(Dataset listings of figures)
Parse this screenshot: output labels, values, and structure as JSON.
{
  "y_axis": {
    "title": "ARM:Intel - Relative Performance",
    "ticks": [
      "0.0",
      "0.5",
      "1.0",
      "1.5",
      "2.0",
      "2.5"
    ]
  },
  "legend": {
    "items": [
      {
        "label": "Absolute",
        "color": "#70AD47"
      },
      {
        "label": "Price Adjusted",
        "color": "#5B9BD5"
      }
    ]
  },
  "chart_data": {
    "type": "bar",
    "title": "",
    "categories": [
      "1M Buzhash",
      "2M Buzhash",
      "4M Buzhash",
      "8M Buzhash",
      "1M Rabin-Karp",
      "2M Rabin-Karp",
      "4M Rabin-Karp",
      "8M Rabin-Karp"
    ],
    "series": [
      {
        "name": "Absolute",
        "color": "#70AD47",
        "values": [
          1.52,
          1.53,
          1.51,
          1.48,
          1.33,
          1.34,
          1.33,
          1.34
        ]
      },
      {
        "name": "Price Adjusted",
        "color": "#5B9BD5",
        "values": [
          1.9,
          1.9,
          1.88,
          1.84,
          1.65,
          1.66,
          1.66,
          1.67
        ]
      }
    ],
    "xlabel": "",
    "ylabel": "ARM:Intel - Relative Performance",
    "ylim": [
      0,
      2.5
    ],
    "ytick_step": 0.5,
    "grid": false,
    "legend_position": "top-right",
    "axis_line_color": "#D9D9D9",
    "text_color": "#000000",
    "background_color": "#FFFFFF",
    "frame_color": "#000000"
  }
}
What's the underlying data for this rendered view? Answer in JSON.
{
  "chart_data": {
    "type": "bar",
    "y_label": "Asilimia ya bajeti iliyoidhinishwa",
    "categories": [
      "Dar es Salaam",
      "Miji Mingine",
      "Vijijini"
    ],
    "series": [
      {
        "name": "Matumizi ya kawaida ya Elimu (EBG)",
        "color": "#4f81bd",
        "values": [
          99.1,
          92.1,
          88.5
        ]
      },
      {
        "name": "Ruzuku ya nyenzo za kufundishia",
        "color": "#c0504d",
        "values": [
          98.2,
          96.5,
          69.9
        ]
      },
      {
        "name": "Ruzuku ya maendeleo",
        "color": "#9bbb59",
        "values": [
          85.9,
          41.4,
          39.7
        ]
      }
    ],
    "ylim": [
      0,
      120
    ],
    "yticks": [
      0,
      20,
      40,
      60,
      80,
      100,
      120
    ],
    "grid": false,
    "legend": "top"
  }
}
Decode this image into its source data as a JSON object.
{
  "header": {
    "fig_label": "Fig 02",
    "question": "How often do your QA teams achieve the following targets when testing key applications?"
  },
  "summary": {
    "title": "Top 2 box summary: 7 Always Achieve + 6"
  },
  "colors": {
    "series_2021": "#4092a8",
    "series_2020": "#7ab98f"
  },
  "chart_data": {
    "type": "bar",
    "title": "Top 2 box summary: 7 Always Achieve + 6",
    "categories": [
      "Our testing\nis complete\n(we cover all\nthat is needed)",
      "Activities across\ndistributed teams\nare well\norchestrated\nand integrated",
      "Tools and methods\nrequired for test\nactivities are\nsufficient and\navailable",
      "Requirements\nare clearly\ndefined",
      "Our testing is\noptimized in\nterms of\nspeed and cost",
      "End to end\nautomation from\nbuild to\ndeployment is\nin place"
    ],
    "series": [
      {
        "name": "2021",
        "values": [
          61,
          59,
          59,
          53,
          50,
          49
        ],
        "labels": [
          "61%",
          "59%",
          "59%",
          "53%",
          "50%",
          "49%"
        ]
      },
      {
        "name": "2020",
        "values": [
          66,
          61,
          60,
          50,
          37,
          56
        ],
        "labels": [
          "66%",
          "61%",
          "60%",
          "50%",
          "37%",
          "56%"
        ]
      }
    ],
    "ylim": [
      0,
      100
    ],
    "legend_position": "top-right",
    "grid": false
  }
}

What is asked — Every entry needs to be retyped exactly.

Result —
Parse this screenshot: output labels, values, and structure as JSON.
{
  "y_axis": {
    "title": "ARM:Intel - Relative Performance",
    "ticks": [
      "0.0",
      "0.5",
      "1.0",
      "1.5",
      "2.0",
      "2.5"
    ]
  },
  "legend": {
    "items": [
      {
        "label": "Absolute",
        "color": "#70AD47"
      },
      {
        "label": "Price Adjusted",
        "color": "#5B9BD5"
      }
    ]
  },
  "chart_data": {
    "type": "bar",
    "title": "",
    "categories": [
      "1M Buzhash",
      "2M Buzhash",
      "4M Buzhash",
      "8M Buzhash",
      "1M Rabin-Karp",
      "2M Rabin-Karp",
      "4M Rabin-Karp",
      "8M Rabin-Karp"
    ],
    "series": [
      {
        "name": "Absolute",
        "color": "#70AD47",
        "values": [
          1.52,
          1.53,
          1.51,
          1.48,
          1.33,
          1.34,
          1.33,
          1.34
        ]
      },
      {
        "name": "Price Adjusted",
        "color": "#5B9BD5",
        "values": [
          1.9,
          1.9,
          1.88,
          1.84,
          1.65,
          1.66,
          1.66,
          1.67
        ]
      }
    ],
    "xlabel": "",
    "ylabel": "ARM:Intel - Relative Performance",
    "ylim": [
      0,
      2.5
    ],
    "ytick_step": 0.5,
    "grid": false,
    "legend_position": "top-right",
    "axis_line_color": "#D9D9D9",
    "text_color": "#000000",
    "background_color": "#FFFFFF",
    "frame_color": "#000000"
  }
}
What's the underlying data for this rendered view? Answer in JSON.
{
  "chart_data": {
    "type": "bar",
    "y_label": "Asilimia ya bajeti iliyoidhinishwa",
    "categories": [
      "Dar es Salaam",
      "Miji Mingine",
      "Vijijini"
    ],
    "series": [
      {
        "name": "Matumizi ya kawaida ya Elimu (EBG)",
        "color": "#4f81bd",
        "values": [
          99.1,
          92.1,
          88.5
        ]
      },
      {
        "name": "Ruzuku ya nyenzo za kufundishia",
        "color": "#c0504d",
        "values": [
          98.2,
          96.5,
          69.9
        ]
      },
      {
        "name": "Ruzuku ya maendeleo",
        "color": "#9bbb59",
        "values": [
          85.9,
          41.4,
          39.7
        ]
      }
    ],
    "ylim": [
      0,
      120
    ],
    "yticks": [
      0,
      20,
      40,
      60,
      80,
      100,
      120
    ],
    "grid": false,
    "legend": "top"
  }
}
Decode this image into its source data as a JSON object.
{
  "header": {
    "fig_label": "Fig 02",
    "question": "How often do your QA teams achieve the following targets when testing key applications?"
  },
  "summary": {
    "title": "Top 2 box summary: 7 Always Achieve + 6"
  },
  "colors": {
    "series_2021": "#4092a8",
    "series_2020": "#7ab98f"
  },
  "chart_data": {
    "type": "bar",
    "title": "Top 2 box summary: 7 Always Achieve + 6",
    "categories": [
      "Our testing\nis complete\n(we cover all\nthat is needed)",
      "Activities across\ndistributed teams\nare well\norchestrated\nand integrated",
      "Tools and methods\nrequired for test\nactivities are\nsufficient and\navailable",
      "Requirements\nare clearly\ndefined",
      "Our testing is\noptimized in\nterms of\nspeed and cost",
      "End to end\nautomation from\nbuild to\ndeployment is\nin place"
    ],
    "series": [
      {
        "name": "2021",
        "values": [
          61,
          59,
          59,
          53,
          50,
          49
        ],
        "labels": [
          "61%",
          "59%",
          "59%",
          "53%",
          "50%",
          "49%"
        ]
      },
      {
        "name": "2020",
        "values": [
          66,
          61,
          60,
          50,
          37,
          56
        ],
        "labels": [
          "66%",
          "61%",
          "60%",
          "50%",
          "37%",
          "56%"
        ]
      }
    ],
    "ylim": [
      0,
      100
    ],
    "legend_position": "top-right",
    "grid": false
  }
}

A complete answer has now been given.